TEXT TO READ —
++++++
[RFC PATCH 0/4] namespacefs: Proof-of-Concept

From: Yordan Karadzhov (VMware)
Date: Thu Nov 18 2021 - 13:13:13 EST


We introduce a simple read-only virtual filesystem that provides
direct mechanism for examining the existing hierarchy of namespaces
on the system. For the purposes of this PoC, we tried to keep the
implementation of the pseudo filesystem as simple as possible. Only
two namespace types (PID and UTS) are coupled to it for the moment.
Nevertheless, we do not expect having significant problems when
adding all other namespace types.

When fully functional, 'namespacefs' will allow the user to see all
namespaces that are active on the system and to easily retrieve the
specific data, managed by each namespace. For example the PIDs of
all tasks enclosed in the individual PID namespaces. Any existing
namespace on the system will be represented by its corresponding
directory in namespacesfs. When a namespace is created a directory
will be added. When a namespace is destroyed, its corresponding
directory will be removed. The hierarchy of the directories will
follow the hierarchy of the namespaces.

One may argue that most of the information, being exposed by this
new filesystem is already provided by 'procfs' in /proc/*/ns/. In
fact, 'namespacefs' aims to be complementary to 'procfs', showing not
only the individual connections between a process and its namespaces,
but also the global hierarchy of these connections. As a usage example,
before playing with 'namespacefs', I had no idea that the Chrome web
browser creates a number of nested PID namespaces. I can only guess
that each tab or each site is isolated in a nested namespace.

Being able to see the structure of the namespaces can be very useful
in the context of the containerized workloads. This will provide
universal methods for detecting, examining and monitoring all sorts
of containers running on the system, without relaying on any specific
user-space software. Fore example, with the help of 'namespacefs',
the simple Python script below can discover all containers, created
by 'Docker' and Podman' (by all user) that are currently running on
the system.


import sys
import os
import pwd

path = '/sys/fs/namespaces'

def pid_ns_tasks(inum):
tasks_file = '{0}/pid/{1}/tasks'.format(path ,inum)
with open(tasks_file) as f:
return [int(pid) for pid in f]

def uts_ns_inum(pid):
uts_ns_file = '/proc/{0}/ns/uts'.format(pid)
uts_ns = os.readlink(uts_ns_file)
++++++
TASK SET —
1. In the namespacefs post, which two namespace types are coupled to the pseudo filesystem so far?
2. Reproduce the passage of the namespacefs post word for word, starting at "One may argue" and ending at "a nested namespace.".
3. Write the next part of the namespacefs post, picking up right after its last line.

DATA EXCERPTS —
++++++
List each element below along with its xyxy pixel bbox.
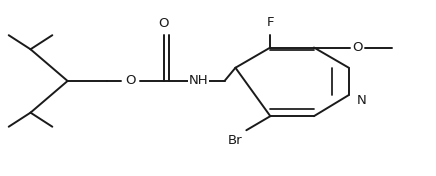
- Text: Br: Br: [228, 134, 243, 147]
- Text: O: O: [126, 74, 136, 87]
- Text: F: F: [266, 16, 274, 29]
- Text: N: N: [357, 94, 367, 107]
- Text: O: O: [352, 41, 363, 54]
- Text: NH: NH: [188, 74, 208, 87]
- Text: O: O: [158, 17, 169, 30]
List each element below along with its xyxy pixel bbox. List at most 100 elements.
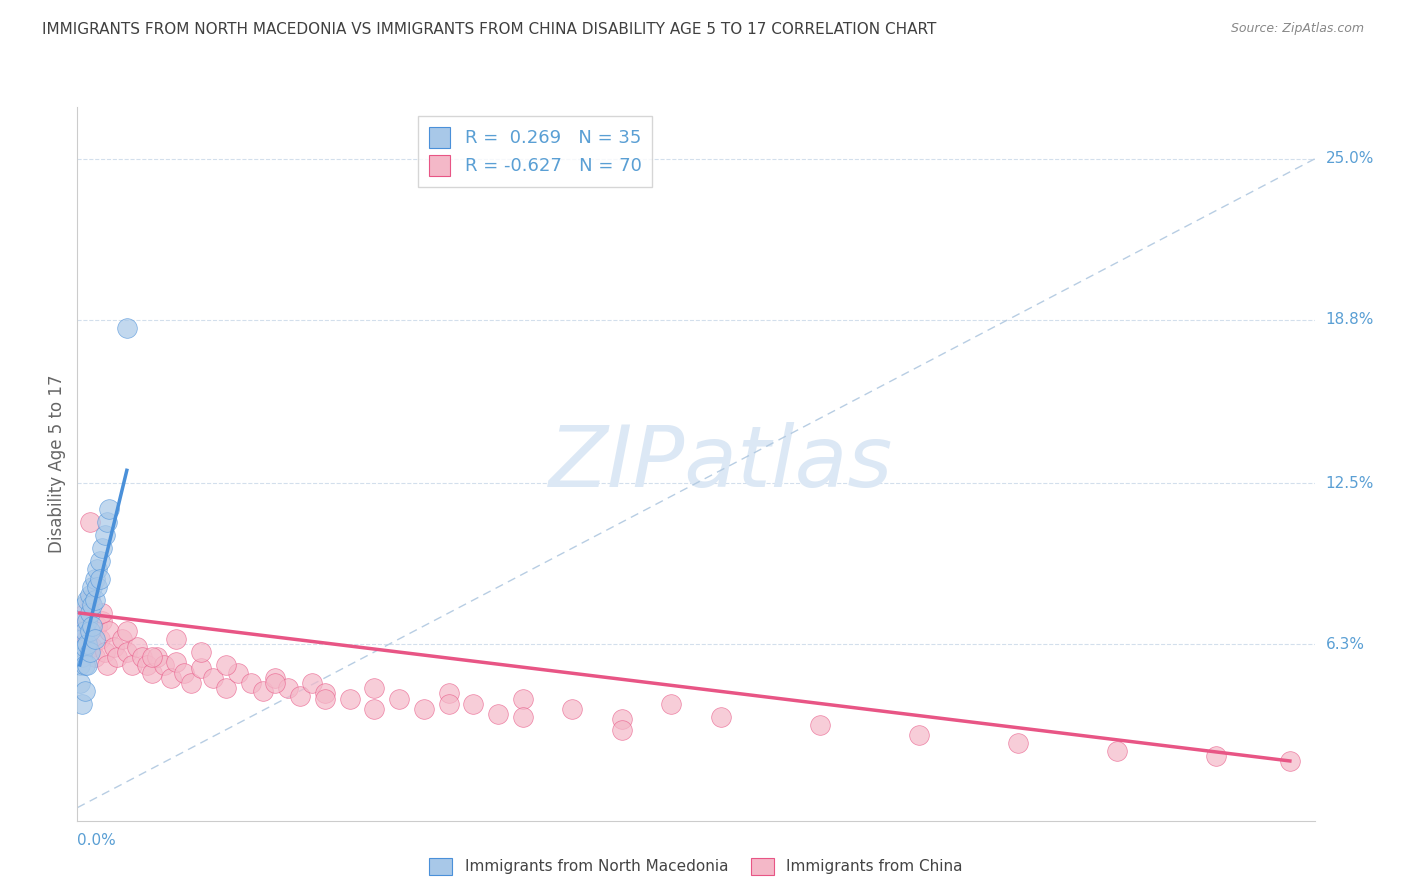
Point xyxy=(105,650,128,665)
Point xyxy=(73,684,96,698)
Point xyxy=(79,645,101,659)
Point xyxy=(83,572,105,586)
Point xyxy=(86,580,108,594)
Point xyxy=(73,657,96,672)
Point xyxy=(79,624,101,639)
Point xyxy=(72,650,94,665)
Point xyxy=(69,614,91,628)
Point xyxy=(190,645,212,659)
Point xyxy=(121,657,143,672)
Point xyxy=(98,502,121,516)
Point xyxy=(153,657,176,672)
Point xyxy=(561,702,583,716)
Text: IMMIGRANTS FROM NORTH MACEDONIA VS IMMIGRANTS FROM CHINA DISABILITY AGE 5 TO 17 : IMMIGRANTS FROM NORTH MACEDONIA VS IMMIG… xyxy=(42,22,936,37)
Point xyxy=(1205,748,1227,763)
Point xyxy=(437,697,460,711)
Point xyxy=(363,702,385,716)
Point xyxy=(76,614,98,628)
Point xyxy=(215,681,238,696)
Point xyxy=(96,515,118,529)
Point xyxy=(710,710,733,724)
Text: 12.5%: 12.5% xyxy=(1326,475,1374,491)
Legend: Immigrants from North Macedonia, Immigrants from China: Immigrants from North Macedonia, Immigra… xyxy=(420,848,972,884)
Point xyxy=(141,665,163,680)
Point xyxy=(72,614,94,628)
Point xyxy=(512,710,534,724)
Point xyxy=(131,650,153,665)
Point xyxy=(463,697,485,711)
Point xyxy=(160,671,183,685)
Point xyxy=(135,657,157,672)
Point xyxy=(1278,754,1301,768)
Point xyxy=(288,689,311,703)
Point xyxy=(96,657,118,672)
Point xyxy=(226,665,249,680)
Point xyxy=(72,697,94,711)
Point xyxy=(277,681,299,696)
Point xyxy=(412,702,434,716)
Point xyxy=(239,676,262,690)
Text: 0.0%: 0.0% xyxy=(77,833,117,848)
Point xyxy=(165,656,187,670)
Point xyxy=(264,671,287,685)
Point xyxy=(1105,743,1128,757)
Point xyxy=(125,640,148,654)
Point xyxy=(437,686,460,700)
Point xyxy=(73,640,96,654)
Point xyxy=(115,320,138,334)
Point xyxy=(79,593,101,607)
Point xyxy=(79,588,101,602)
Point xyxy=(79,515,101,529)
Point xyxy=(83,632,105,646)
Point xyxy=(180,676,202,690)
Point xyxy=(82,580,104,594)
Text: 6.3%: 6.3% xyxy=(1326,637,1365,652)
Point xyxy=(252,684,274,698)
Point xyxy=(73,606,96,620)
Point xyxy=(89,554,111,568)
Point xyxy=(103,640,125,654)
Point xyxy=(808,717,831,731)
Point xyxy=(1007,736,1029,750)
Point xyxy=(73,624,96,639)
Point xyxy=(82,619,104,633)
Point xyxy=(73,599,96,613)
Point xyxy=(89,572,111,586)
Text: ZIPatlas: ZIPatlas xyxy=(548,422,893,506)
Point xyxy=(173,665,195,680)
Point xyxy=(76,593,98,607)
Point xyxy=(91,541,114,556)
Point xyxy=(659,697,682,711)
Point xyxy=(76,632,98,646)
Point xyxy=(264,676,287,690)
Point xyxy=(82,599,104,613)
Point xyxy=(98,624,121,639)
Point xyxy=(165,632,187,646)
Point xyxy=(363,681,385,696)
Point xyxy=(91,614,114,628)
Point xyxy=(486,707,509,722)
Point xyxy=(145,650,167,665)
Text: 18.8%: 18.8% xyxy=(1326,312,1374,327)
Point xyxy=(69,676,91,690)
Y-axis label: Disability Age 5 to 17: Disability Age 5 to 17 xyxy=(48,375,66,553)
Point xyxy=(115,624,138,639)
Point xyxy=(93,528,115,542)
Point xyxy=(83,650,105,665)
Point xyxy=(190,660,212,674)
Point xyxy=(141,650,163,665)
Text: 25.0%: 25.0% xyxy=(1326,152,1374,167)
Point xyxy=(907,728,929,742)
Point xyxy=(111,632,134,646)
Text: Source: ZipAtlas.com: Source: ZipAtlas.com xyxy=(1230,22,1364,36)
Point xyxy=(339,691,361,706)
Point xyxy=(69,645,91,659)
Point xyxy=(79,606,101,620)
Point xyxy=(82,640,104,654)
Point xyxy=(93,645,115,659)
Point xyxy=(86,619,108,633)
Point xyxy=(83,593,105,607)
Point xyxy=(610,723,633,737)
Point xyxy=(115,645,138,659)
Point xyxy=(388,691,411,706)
++++++
SOLVED PROBLEMS —
1. PID and UTS.

2.
One may argue that most of the information, being exposed by this
new filesystem is already provided by 'procfs' in /proc/*/ns/. In
fact, 'namespacefs' aims to be complementary to 'procfs', showing not
only the individual connections between a process and its namespaces,
but also the global hierarchy of these connections. As a usage example,
before playing with 'namespacefs', I had no idea that the Chrome web
browser creates a number of nested PID namespaces. I can only guess
that each tab or each site is isolated in a nested namespace.

3.
return uts_ns.split('[')[1].split(']')[0]

def container_info(pid_inum):
pids = pid_ns_tasks(inum)
name = ''
uid = -1

if len(pids):
uts_inum = uts_ns_inum(pids[0])
uname_file = '{0}/uts/{1}/uname'.format(path, uts_inum)
if os.path.exists(uname_file):
stat_info = os.stat(uname_file)
uid = stat_info.st_uid
with open(uname_file) as f:
name = f.read().split()[1]

return name, pids, uid

if __name__ == "__main__":
pid_ns_list = os.listdir('{0}/pid'.format(path))
for inum in pid_ns_list:
name, pids, uid = container_info(inum)
if (name):
user = pwd.getpwuid(uid).pw_name
print("{0} -> pids: {1} user: {2}".format(name, pids, user))



The idea for 'namespacefs' is inspired by the discussion of the
'Container tracing' topic [1] during the 'Tracing micro-conference' [2]
at LPC 2021.

1. https://www.youtube.com/watch?v=09bVK3f0MPg&t=5455s
2. https://www.linuxplumbersconf.org/event/11/page/104-accepted-microconferences


Yordan Karadzhov (VMware) (4):
namespacefs: Introduce 'namespacefs'
namespacefs: Add methods to create/remove PID namespace directories
namespacefs: Couple namespacefs to the PID namespace
namespacefs: Couple namespacefs to the UTS namespace

fs/Kconfig | 1 +
fs/Makefile | 1 +
fs/namespacefs/Kconfig | 6 +
fs/namespacefs/Makefile | 4 +
fs/namespacefs/inode.c | 410 ++++++++++++++++++++++++++++++++++++
include/linux/namespacefs.h | 73 +++++++
include/linux/ns_common.h | 4 +
include/uapi/linux/magic.h | 2 +
kernel/pid_namespace.c | 9 +
kernel/utsname.c | 9 +
10 files changed, 519 insertions(+)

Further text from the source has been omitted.